> **Available data**

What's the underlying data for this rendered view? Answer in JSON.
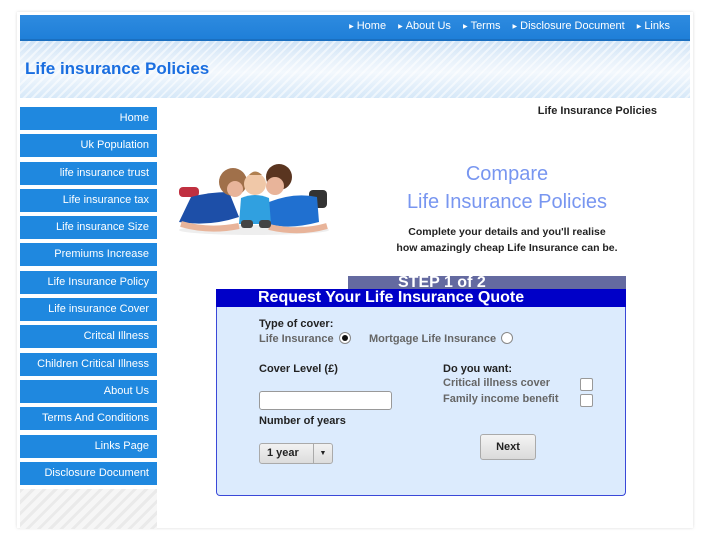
{
  "topnav": {
    "items": [
      "Home",
      "About Us",
      "Terms",
      "Disclosure Document",
      "Links"
    ]
  },
  "banner": {
    "title": "Life insurance Policies"
  },
  "sidebar": {
    "items": [
      "Home",
      "Uk Population",
      "life insurance trust",
      "Life insurance tax",
      "Life insurance Size",
      "Premiums Increase",
      "Life Insurance Policy",
      "Life insurance Cover",
      "Critcal Illness",
      "Children Critical Illness",
      "About Us",
      "Terms And Conditions",
      "Links Page",
      "Disclosure Document"
    ]
  },
  "content": {
    "breadcrumb": "Life Insurance Policies",
    "headline_line1": "Compare",
    "headline_line2": "Life Insurance Policies",
    "tagline_line1": "Complete your details and you'll realise",
    "tagline_line2": "how amazingly cheap Life Insurance can be.",
    "photo_alt": "family-photo"
  },
  "form": {
    "step": "STEP 1 of 2",
    "title": "Request Your Life Insurance Quote",
    "type_of_cover_label": "Type of cover:",
    "cover_options": [
      {
        "label": "Life Insurance",
        "selected": true
      },
      {
        "label": "Mortgage Life Insurance",
        "selected": false
      }
    ],
    "cover_level_label": "Cover Level (£)",
    "cover_level_value": "",
    "years_label": "Number of years",
    "years_selected": "1 year",
    "extras_label": "Do you want:",
    "extras": [
      {
        "label": "Critical illness cover",
        "checked": false
      },
      {
        "label": "Family income benefit",
        "checked": false
      }
    ],
    "next_label": "Next"
  },
  "colors": {
    "nav_blue": "#1f88df",
    "title_blue": "#1a6ee0",
    "headline": "#7896f0",
    "form_header": "#0000c8",
    "step_bar": "#646aa0",
    "form_bg": "#dcebfd"
  }
}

> **Stated problem**
Copy every line of the data exactly as written, excluding the pictures.

> **The reply**
What's the underlying data for this rendered view? Answer in JSON.
{
  "topnav": {
    "items": [
      "Home",
      "About Us",
      "Terms",
      "Disclosure Document",
      "Links"
    ]
  },
  "banner": {
    "title": "Life insurance Policies"
  },
  "sidebar": {
    "items": [
      "Home",
      "Uk Population",
      "life insurance trust",
      "Life insurance tax",
      "Life insurance Size",
      "Premiums Increase",
      "Life Insurance Policy",
      "Life insurance Cover",
      "Critcal Illness",
      "Children Critical Illness",
      "About Us",
      "Terms And Conditions",
      "Links Page",
      "Disclosure Document"
    ]
  },
  "content": {
    "breadcrumb": "Life Insurance Policies",
    "headline_line1": "Compare",
    "headline_line2": "Life Insurance Policies",
    "tagline_line1": "Complete your details and you'll realise",
    "tagline_line2": "how amazingly cheap Life Insurance can be.",
    "photo_alt": "family-photo"
  },
  "form": {
    "step": "STEP 1 of 2",
    "title": "Request Your Life Insurance Quote",
    "type_of_cover_label": "Type of cover:",
    "cover_options": [
      {
        "label": "Life Insurance",
        "selected": true
      },
      {
        "label": "Mortgage Life Insurance",
        "selected": false
      }
    ],
    "cover_level_label": "Cover Level (£)",
    "cover_level_value": "",
    "years_label": "Number of years",
    "years_selected": "1 year",
    "extras_label": "Do you want:",
    "extras": [
      {
        "label": "Critical illness cover",
        "checked": false
      },
      {
        "label": "Family income benefit",
        "checked": false
      }
    ],
    "next_label": "Next"
  },
  "colors": {
    "nav_blue": "#1f88df",
    "title_blue": "#1a6ee0",
    "headline": "#7896f0",
    "form_header": "#0000c8",
    "step_bar": "#646aa0",
    "form_bg": "#dcebfd"
  }
}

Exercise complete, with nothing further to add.